### Problem requirements
Locate the string "JSON" throughout the material and copy every line in which it occurs.

>> Begin Provided entries

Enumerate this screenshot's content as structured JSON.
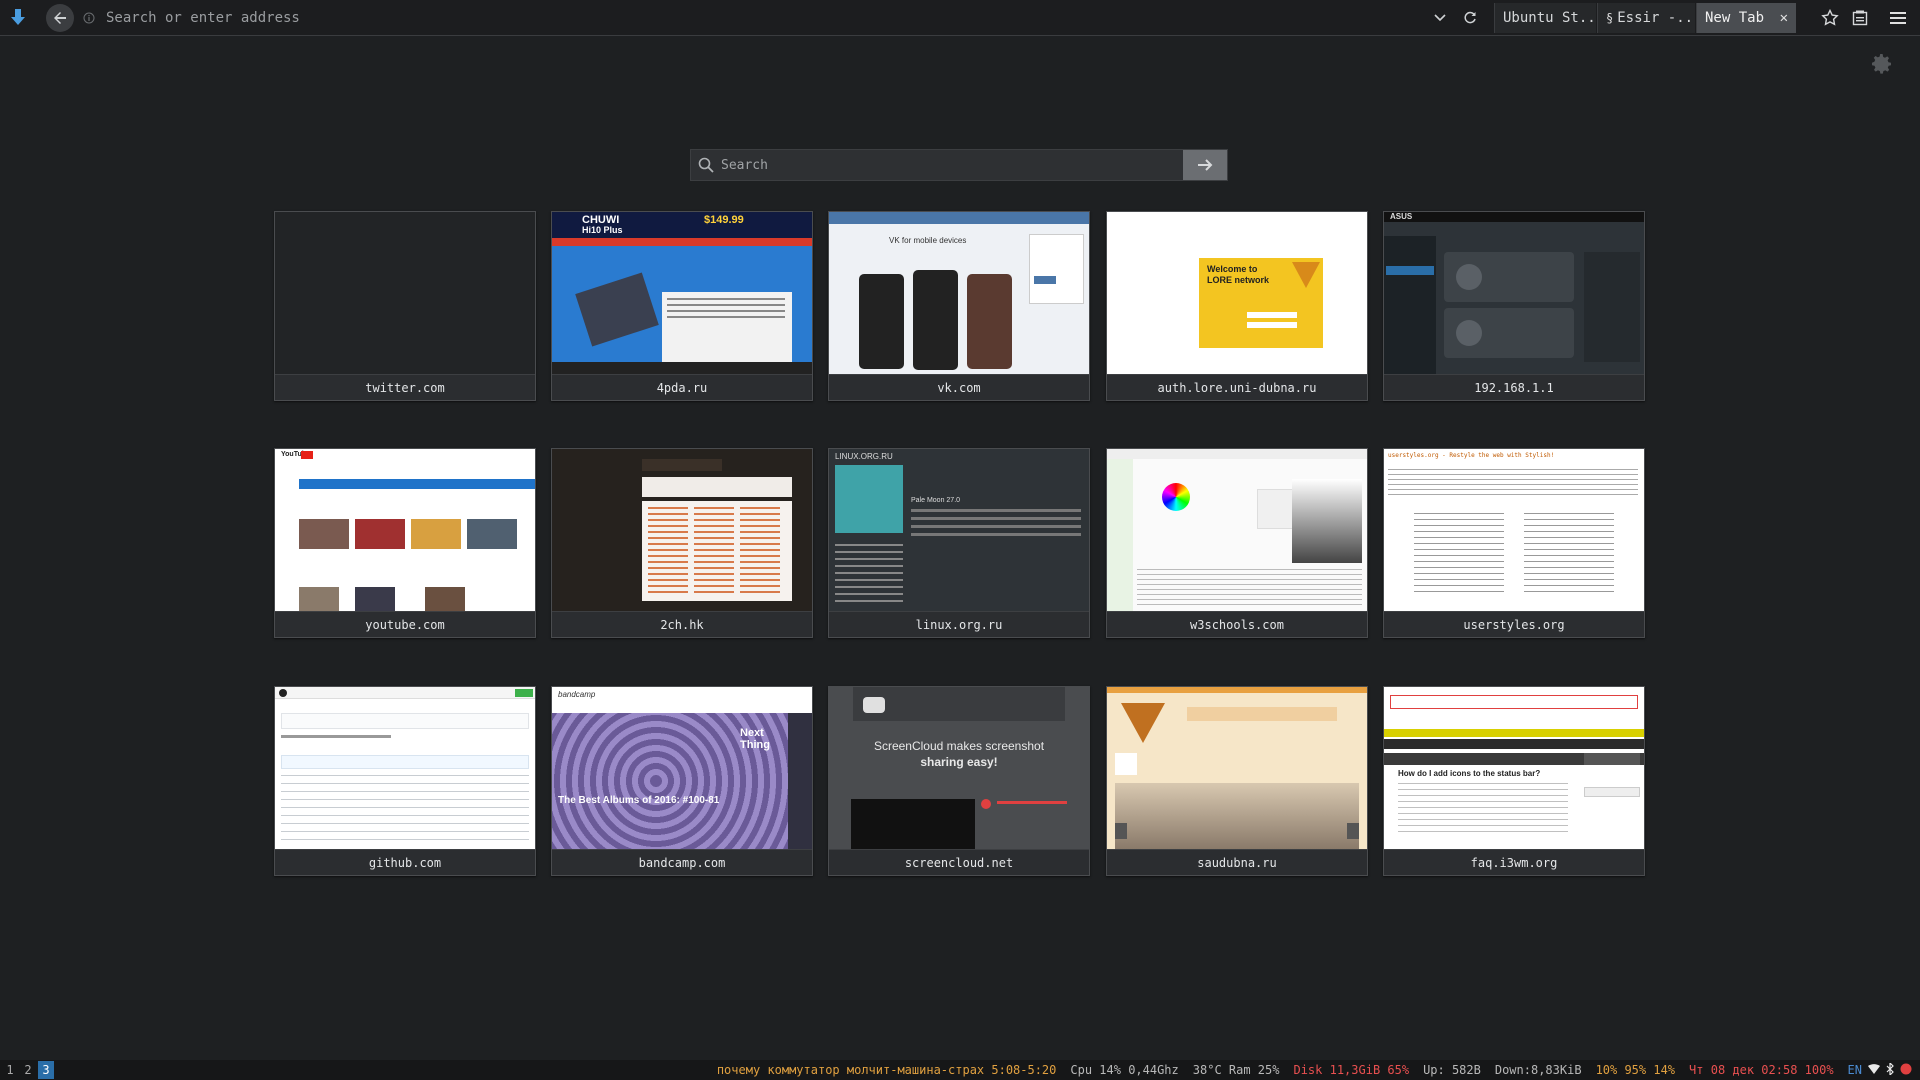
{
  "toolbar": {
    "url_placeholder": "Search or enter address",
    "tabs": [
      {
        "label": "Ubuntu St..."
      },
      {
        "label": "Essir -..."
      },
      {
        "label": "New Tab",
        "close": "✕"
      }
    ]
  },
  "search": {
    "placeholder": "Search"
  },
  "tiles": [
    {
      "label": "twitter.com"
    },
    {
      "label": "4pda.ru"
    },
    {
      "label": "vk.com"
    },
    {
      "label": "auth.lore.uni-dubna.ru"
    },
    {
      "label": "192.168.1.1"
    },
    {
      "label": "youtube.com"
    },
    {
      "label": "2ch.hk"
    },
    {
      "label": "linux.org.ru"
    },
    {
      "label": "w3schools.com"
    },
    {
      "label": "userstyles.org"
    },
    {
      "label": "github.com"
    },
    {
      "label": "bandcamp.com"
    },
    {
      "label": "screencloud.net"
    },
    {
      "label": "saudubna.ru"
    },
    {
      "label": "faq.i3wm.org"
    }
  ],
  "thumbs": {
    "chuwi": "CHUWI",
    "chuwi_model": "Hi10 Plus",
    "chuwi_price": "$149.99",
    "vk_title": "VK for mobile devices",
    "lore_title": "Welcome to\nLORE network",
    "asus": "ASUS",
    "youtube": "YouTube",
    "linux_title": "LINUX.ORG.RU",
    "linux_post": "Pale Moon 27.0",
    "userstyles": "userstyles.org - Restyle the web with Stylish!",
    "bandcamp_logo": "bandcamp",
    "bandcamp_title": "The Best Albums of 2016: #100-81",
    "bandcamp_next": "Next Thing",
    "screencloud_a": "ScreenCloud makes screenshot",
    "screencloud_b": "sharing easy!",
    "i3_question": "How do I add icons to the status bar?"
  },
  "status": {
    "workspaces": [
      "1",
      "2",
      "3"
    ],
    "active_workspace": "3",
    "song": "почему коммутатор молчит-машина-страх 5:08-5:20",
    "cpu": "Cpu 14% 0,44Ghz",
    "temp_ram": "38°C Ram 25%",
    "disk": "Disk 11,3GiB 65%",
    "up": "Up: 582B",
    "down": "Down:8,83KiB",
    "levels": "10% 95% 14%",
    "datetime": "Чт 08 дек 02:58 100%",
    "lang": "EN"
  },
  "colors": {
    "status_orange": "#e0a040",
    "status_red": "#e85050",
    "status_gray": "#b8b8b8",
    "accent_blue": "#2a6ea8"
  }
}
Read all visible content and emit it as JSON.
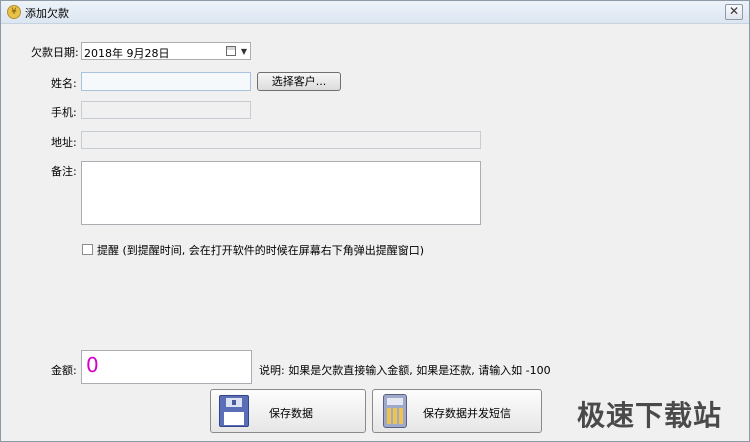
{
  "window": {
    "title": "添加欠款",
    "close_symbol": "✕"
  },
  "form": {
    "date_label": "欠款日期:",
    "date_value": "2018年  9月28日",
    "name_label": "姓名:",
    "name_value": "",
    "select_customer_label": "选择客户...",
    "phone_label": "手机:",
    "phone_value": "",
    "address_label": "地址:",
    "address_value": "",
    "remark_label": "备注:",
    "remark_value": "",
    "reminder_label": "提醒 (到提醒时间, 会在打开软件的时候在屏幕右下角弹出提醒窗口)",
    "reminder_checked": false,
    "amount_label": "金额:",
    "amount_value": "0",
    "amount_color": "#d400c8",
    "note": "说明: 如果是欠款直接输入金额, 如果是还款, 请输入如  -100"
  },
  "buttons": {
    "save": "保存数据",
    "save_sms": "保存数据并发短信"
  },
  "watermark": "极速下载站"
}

>> End Provided entries

### Solution
Enumerate this screenshot's content as structured JSON.
Read all visible content and emit it as JSON.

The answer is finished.